■ PROMPT ■
Skip the pictures and quote all of the lines exactly.

■ DATA FOR PROCESSING ■

------------------------------------------------------------

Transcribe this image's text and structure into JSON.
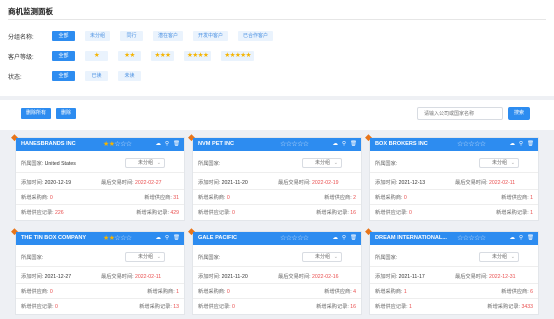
{
  "title": "商机监测面板",
  "filters": {
    "category": {
      "label": "分组名称:",
      "options": [
        "全部",
        "未分组",
        "同行",
        "潜在客户",
        "开发中客户",
        "已合作客户"
      ]
    },
    "grade": {
      "label": "客户等级:",
      "all": "全部",
      "options": [
        "★",
        "★★",
        "★★★",
        "★★★★",
        "★★★★★"
      ]
    },
    "status": {
      "label": "状态:",
      "options": [
        "全部",
        "已读",
        "未读"
      ]
    }
  },
  "toolbar": {
    "delete_all": "删除所有",
    "delete": "删除",
    "search_placeholder": "请输入公司或国家名称",
    "search": "搜索"
  },
  "labels": {
    "country": "所属国家:",
    "added": "添加时间:",
    "last_trade": "最后交易时间:",
    "new_buyers": "新增采购商:",
    "new_suppliers": "新增供应商:",
    "new_supply_records": "新增供应记录:",
    "new_purchase_records": "新增采购记录:"
  },
  "cards": [
    {
      "name": "HANESBRANDS INC",
      "rating": 2,
      "country": "United States",
      "group": "未分组",
      "added": "2020-12-19",
      "last_trade": "2022-02-27",
      "row3_label": "新增采购商:",
      "row3_value": "0",
      "row3r_label": "新增供应商:",
      "row3r_value": "31",
      "row4_label": "新增供应记录:",
      "row4_value": "226",
      "row4r_label": "新增采购记录:",
      "row4r_value": "429"
    },
    {
      "name": "NVM PET INC",
      "rating": 0,
      "country": "",
      "group": "未分组",
      "added": "2021-11-20",
      "last_trade": "2022-02-19",
      "row3_label": "新增采购商:",
      "row3_value": "0",
      "row3r_label": "新增供应商:",
      "row3r_value": "2",
      "row4_label": "新增供应记录:",
      "row4_value": "0",
      "row4r_label": "新增采购记录:",
      "row4r_value": "16"
    },
    {
      "name": "BOX BROKERS INC",
      "rating": 0,
      "country": "",
      "group": "未分组",
      "added": "2021-12-13",
      "last_trade": "2022-02-11",
      "row3_label": "新增采购商:",
      "row3_value": "0",
      "row3r_label": "新增供应商:",
      "row3r_value": "1",
      "row4_label": "新增供应记录:",
      "row4_value": "0",
      "row4r_label": "新增采购记录:",
      "row4r_value": "1"
    },
    {
      "name": "THE TIN BOX COMPANY",
      "rating": 2,
      "country": "",
      "group": "未分组",
      "added": "2021-12-27",
      "last_trade": "2022-02-11",
      "row3_label": "新增供应商:",
      "row3_value": "0",
      "row3r_label": "新增采购商:",
      "row3r_value": "1",
      "row4_label": "新增供应记录:",
      "row4_value": "0",
      "row4r_label": "新增采购记录:",
      "row4r_value": "13"
    },
    {
      "name": "GALE PACIFIC",
      "rating": 0,
      "country": "",
      "group": "未分组",
      "added": "2021-11-20",
      "last_trade": "2022-02-16",
      "row3_label": "新增采购商:",
      "row3_value": "0",
      "row3r_label": "新增供应商:",
      "row3r_value": "4",
      "row4_label": "新增供应记录:",
      "row4_value": "0",
      "row4r_label": "新增采购记录:",
      "row4r_value": "16"
    },
    {
      "name": "DREAM INTERNATIONAL...",
      "rating": 0,
      "country": "",
      "group": "未分组",
      "added": "2021-11-17",
      "last_trade": "2022-12-31",
      "row3_label": "新增采购商:",
      "row3_value": "1",
      "row3r_label": "新增供应商:",
      "row3r_value": "6",
      "row4_label": "新增供应记录:",
      "row4_value": "1",
      "row4r_label": "新增采购记录:",
      "row4r_value": "3433"
    }
  ],
  "colors": {
    "primary": "#2d8cf0",
    "star": "#f5b400",
    "alert": "#e94e4e",
    "corner": "#e8751a"
  }
}
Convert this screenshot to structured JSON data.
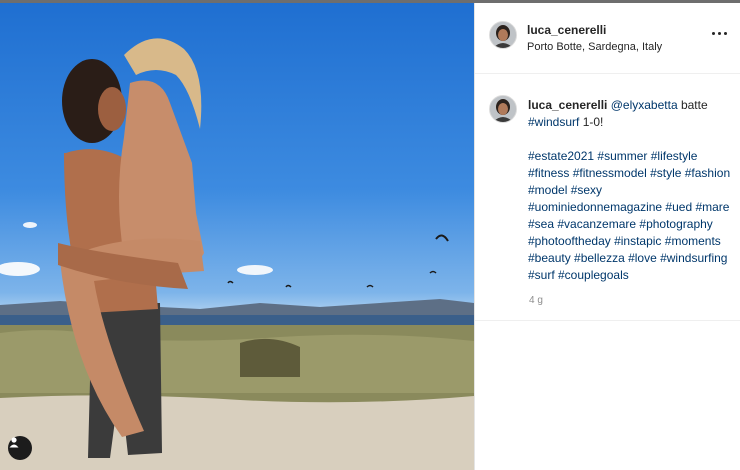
{
  "post": {
    "username": "luca_cenerelli",
    "location": "Porto Botte, Sardegna, Italy",
    "caption_mention": "@elyxabetta",
    "caption_text": " batte",
    "caption_tag": "#windsurf",
    "caption_end": " 1-0!",
    "hashtag_lines": [
      "#estate2021 #summer #lifestyle",
      "#fitness #fitnessmodel #style #fashion",
      "#model #sexy",
      "#uominiedonnemagazine #ued #mare",
      "#sea #vacanzemare #photography",
      "#photooftheday #instapic #moments",
      "#beauty #bellezza #love #windsurfing",
      "#surf #couplegoals"
    ],
    "time_ago": "4 g"
  },
  "icons": {
    "more": "more-options-icon",
    "user_tag": "user-tag-icon"
  },
  "colors": {
    "sky": "#2f7fdc",
    "link": "#00376b",
    "text": "#262626",
    "muted": "#8e8e8e"
  }
}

------------------------------------------------------------

■ TASK OUTPUT ■
Transcribe this image's text and structure into JSON.
{
  "title": "商机监测面板",
  "filters": {
    "category": {
      "label": "分组名称:",
      "options": [
        "全部",
        "未分组",
        "同行",
        "潜在客户",
        "开发中客户",
        "已合作客户"
      ]
    },
    "grade": {
      "label": "客户等级:",
      "all": "全部",
      "options": [
        "★",
        "★★",
        "★★★",
        "★★★★",
        "★★★★★"
      ]
    },
    "status": {
      "label": "状态:",
      "options": [
        "全部",
        "已读",
        "未读"
      ]
    }
  },
  "toolbar": {
    "delete_all": "删除所有",
    "delete": "删除",
    "search_placeholder": "请输入公司或国家名称",
    "search": "搜索"
  },
  "labels": {
    "country": "所属国家:",
    "added": "添加时间:",
    "last_trade": "最后交易时间:",
    "new_buyers": "新增采购商:",
    "new_suppliers": "新增供应商:",
    "new_supply_records": "新增供应记录:",
    "new_purchase_records": "新增采购记录:"
  },
  "cards": [
    {
      "name": "HANESBRANDS INC",
      "rating": 2,
      "country": "United States",
      "group": "未分组",
      "added": "2020-12-19",
      "last_trade": "2022-02-27",
      "row3_label": "新增采购商:",
      "row3_value": "0",
      "row3r_label": "新增供应商:",
      "row3r_value": "31",
      "row4_label": "新增供应记录:",
      "row4_value": "226",
      "row4r_label": "新增采购记录:",
      "row4r_value": "429"
    },
    {
      "name": "NVM PET INC",
      "rating": 0,
      "country": "",
      "group": "未分组",
      "added": "2021-11-20",
      "last_trade": "2022-02-19",
      "row3_label": "新增采购商:",
      "row3_value": "0",
      "row3r_label": "新增供应商:",
      "row3r_value": "2",
      "row4_label": "新增供应记录:",
      "row4_value": "0",
      "row4r_label": "新增采购记录:",
      "row4r_value": "16"
    },
    {
      "name": "BOX BROKERS INC",
      "rating": 0,
      "country": "",
      "group": "未分组",
      "added": "2021-12-13",
      "last_trade": "2022-02-11",
      "row3_label": "新增采购商:",
      "row3_value": "0",
      "row3r_label": "新增供应商:",
      "row3r_value": "1",
      "row4_label": "新增供应记录:",
      "row4_value": "0",
      "row4r_label": "新增采购记录:",
      "row4r_value": "1"
    },
    {
      "name": "THE TIN BOX COMPANY",
      "rating": 2,
      "country": "",
      "group": "未分组",
      "added": "2021-12-27",
      "last_trade": "2022-02-11",
      "row3_label": "新增供应商:",
      "row3_value": "0",
      "row3r_label": "新增采购商:",
      "row3r_value": "1",
      "row4_label": "新增供应记录:",
      "row4_value": "0",
      "row4r_label": "新增采购记录:",
      "row4r_value": "13"
    },
    {
      "name": "GALE PACIFIC",
      "rating": 0,
      "country": "",
      "group": "未分组",
      "added": "2021-11-20",
      "last_trade": "2022-02-16",
      "row3_label": "新增采购商:",
      "row3_value": "0",
      "row3r_label": "新增供应商:",
      "row3r_value": "4",
      "row4_label": "新增供应记录:",
      "row4_value": "0",
      "row4r_label": "新增采购记录:",
      "row4r_value": "16"
    },
    {
      "name": "DREAM INTERNATIONAL...",
      "rating": 0,
      "country": "",
      "group": "未分组",
      "added": "2021-11-17",
      "last_trade": "2022-12-31",
      "row3_label": "新增采购商:",
      "row3_value": "1",
      "row3r_label": "新增供应商:",
      "row3r_value": "6",
      "row4_label": "新增供应记录:",
      "row4_value": "1",
      "row4r_label": "新增采购记录:",
      "row4r_value": "3433"
    }
  ],
  "colors": {
    "primary": "#2d8cf0",
    "star": "#f5b400",
    "alert": "#e94e4e",
    "corner": "#e8751a"
  }
}
Convert this screenshot to structured JSON data.
{
  "post": {
    "username": "luca_cenerelli",
    "location": "Porto Botte, Sardegna, Italy",
    "caption_mention": "@elyxabetta",
    "caption_text": " batte",
    "caption_tag": "#windsurf",
    "caption_end": " 1-0!",
    "hashtag_lines": [
      "#estate2021 #summer #lifestyle",
      "#fitness #fitnessmodel #style #fashion",
      "#model #sexy",
      "#uominiedonnemagazine #ued #mare",
      "#sea #vacanzemare #photography",
      "#photooftheday #instapic #moments",
      "#beauty #bellezza #love #windsurfing",
      "#surf #couplegoals"
    ],
    "time_ago": "4 g"
  },
  "icons": {
    "more": "more-options-icon",
    "user_tag": "user-tag-icon"
  },
  "colors": {
    "sky": "#2f7fdc",
    "link": "#00376b",
    "text": "#262626",
    "muted": "#8e8e8e"
  }
}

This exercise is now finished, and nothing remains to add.